# RECORDS SHOWN start
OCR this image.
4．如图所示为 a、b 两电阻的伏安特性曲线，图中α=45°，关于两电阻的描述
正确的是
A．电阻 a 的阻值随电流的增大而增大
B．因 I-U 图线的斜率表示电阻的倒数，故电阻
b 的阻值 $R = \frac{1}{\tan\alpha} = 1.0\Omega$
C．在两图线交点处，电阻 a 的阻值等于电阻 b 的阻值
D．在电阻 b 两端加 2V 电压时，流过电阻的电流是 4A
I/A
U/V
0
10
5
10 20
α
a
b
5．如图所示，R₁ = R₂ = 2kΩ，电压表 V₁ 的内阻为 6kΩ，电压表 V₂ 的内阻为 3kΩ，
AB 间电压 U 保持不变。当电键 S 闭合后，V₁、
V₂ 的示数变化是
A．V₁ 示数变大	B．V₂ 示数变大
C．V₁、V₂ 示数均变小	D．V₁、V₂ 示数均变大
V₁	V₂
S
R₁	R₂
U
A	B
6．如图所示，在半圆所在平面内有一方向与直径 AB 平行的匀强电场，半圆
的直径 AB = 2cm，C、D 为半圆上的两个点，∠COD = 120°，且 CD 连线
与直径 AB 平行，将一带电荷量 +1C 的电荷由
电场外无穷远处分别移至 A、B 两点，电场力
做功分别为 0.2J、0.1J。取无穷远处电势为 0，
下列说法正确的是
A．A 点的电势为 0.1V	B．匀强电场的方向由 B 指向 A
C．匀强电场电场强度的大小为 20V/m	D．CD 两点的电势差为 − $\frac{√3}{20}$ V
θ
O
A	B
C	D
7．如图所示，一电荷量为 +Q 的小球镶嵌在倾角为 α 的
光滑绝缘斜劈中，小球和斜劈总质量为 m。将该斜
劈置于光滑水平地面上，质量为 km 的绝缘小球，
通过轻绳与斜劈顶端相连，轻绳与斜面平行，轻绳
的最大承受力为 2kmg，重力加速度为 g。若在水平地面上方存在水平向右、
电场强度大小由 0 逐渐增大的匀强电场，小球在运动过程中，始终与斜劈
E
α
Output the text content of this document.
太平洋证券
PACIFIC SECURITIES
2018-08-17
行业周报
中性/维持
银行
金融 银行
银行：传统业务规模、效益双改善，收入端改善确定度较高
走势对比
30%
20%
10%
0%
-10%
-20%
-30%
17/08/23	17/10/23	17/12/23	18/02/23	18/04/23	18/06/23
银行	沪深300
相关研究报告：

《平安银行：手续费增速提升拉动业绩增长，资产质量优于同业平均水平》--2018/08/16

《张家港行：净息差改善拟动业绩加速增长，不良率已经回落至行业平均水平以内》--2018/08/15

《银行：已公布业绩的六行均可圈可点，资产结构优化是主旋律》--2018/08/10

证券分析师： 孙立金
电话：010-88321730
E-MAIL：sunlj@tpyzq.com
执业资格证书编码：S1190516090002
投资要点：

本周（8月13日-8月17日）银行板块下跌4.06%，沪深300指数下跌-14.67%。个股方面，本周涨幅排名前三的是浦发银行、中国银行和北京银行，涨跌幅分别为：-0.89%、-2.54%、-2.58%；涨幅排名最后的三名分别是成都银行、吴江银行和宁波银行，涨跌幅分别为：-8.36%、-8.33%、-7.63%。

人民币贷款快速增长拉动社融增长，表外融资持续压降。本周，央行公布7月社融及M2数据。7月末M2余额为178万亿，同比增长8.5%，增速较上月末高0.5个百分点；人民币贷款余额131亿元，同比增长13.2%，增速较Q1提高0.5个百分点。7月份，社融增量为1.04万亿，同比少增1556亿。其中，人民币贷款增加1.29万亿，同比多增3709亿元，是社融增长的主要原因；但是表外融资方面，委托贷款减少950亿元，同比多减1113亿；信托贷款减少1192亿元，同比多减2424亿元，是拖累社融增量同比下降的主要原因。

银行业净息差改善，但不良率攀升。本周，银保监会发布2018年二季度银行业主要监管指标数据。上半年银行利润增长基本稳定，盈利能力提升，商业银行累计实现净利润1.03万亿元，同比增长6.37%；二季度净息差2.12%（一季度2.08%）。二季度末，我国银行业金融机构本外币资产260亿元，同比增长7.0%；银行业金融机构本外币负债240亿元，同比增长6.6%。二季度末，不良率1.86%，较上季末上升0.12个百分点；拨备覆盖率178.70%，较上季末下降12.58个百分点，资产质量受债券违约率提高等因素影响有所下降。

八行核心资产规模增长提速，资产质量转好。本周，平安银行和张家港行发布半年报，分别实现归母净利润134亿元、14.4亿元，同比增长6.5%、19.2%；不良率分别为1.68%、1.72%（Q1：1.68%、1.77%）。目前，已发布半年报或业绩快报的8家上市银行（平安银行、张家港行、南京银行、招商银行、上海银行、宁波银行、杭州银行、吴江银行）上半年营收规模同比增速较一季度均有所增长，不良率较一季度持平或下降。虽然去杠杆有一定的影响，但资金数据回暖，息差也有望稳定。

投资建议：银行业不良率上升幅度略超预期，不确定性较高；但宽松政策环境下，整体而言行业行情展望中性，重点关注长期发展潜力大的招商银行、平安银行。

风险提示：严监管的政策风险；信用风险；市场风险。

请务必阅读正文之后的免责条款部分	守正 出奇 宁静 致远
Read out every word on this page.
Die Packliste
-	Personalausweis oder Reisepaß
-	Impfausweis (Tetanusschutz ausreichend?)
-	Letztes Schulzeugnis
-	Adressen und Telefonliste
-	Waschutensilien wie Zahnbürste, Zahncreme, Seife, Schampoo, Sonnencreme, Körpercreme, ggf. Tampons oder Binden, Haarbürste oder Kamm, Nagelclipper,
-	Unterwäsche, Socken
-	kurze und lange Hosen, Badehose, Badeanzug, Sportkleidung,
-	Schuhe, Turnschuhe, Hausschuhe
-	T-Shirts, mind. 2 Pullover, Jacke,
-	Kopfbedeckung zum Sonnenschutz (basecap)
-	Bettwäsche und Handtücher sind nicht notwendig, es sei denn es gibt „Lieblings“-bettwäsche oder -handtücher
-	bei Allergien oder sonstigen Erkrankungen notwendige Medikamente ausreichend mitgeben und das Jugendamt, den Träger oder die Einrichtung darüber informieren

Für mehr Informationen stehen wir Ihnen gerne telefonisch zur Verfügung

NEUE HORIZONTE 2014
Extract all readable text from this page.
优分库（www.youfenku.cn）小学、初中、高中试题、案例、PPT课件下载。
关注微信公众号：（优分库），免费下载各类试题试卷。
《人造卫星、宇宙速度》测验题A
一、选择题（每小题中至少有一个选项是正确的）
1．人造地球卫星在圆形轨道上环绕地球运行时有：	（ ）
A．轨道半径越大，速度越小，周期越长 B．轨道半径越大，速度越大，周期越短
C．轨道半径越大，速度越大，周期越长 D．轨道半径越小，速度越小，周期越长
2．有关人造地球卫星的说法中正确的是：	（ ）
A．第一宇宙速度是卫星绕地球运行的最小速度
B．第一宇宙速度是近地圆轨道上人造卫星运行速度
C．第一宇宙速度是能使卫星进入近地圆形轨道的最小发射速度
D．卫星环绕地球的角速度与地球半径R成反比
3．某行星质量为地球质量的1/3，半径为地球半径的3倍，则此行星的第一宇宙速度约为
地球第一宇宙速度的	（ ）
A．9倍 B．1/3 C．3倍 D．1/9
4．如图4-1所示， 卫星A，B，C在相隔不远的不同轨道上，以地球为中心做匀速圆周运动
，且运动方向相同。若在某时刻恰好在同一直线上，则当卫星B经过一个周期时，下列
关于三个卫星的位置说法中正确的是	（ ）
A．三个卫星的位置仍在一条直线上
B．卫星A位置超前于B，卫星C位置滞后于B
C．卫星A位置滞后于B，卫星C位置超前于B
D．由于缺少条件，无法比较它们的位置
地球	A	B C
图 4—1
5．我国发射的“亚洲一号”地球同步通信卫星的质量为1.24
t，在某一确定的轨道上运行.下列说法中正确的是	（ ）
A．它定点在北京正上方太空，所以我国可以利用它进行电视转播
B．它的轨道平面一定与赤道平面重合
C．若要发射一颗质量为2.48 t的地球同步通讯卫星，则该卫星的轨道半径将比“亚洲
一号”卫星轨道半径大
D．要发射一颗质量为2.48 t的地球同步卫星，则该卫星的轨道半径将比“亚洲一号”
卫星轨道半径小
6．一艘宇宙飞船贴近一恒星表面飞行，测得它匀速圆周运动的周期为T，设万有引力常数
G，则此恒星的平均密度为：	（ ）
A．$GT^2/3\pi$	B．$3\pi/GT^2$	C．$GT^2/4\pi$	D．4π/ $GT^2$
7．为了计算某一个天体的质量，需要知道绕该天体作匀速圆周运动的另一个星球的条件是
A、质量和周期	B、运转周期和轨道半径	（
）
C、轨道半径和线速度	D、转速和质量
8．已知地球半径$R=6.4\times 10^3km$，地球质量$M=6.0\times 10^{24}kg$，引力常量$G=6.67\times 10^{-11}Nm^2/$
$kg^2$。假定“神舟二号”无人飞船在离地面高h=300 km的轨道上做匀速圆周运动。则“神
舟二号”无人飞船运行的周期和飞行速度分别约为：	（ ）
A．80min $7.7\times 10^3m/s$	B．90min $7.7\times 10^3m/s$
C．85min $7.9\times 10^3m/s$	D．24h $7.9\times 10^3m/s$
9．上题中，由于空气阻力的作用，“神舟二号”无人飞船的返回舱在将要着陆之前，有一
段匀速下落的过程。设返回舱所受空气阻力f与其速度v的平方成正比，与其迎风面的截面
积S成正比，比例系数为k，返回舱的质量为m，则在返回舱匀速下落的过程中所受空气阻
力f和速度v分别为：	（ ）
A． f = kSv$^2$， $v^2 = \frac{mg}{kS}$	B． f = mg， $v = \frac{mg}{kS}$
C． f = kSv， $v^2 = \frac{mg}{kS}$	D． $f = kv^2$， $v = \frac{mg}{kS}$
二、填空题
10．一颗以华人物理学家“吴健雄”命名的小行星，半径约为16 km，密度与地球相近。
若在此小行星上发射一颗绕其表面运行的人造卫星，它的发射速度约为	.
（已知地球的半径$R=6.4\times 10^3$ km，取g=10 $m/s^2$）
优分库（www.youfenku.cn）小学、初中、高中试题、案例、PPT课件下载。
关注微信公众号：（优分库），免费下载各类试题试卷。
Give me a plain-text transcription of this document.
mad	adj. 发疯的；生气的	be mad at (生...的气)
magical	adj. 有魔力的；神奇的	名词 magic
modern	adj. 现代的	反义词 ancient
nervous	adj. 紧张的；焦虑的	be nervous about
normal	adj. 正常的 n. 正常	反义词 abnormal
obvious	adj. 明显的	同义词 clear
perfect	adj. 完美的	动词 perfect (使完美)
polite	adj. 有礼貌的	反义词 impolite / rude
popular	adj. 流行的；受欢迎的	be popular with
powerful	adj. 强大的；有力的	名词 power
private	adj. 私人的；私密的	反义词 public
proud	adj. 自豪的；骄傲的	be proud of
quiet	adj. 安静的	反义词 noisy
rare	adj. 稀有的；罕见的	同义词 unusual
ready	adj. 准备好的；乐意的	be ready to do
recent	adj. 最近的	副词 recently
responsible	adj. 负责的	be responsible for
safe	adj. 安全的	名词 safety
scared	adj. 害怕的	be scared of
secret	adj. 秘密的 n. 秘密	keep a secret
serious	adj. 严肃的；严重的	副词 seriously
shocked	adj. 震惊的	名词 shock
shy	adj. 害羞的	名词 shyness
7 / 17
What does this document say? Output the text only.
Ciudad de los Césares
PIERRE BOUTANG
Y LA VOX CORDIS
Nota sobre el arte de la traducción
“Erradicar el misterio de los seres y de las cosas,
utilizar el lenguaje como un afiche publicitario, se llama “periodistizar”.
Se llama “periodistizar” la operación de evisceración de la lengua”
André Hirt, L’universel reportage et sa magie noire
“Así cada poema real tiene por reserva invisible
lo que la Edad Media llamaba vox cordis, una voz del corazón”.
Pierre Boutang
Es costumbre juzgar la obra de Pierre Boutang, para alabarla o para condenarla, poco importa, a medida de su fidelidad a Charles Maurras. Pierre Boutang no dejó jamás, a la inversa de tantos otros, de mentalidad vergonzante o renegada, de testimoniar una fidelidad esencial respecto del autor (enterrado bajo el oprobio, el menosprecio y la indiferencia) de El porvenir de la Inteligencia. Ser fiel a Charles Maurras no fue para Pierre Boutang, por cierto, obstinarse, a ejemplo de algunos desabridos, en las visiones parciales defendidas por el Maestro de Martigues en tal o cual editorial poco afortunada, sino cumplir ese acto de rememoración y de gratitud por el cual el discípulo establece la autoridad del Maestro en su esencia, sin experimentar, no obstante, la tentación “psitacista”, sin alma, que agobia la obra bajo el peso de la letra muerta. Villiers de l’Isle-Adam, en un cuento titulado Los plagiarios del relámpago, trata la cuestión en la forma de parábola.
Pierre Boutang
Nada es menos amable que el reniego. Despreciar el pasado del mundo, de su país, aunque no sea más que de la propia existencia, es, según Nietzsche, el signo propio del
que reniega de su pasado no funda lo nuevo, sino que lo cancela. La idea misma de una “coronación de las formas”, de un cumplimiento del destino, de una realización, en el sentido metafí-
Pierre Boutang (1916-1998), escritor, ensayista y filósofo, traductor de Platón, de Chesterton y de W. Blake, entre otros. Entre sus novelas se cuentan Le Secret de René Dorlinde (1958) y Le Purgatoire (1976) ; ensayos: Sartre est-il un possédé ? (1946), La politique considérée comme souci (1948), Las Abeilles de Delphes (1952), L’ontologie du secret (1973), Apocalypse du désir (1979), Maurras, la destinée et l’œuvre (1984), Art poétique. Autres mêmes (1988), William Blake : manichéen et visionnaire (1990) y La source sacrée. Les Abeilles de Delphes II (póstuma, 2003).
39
# RECORDS SHOWN end
### TASK GOAL
Give only the number of lines in the data that include the string "平安银行".

### SOLUTION TO THIS TASK
3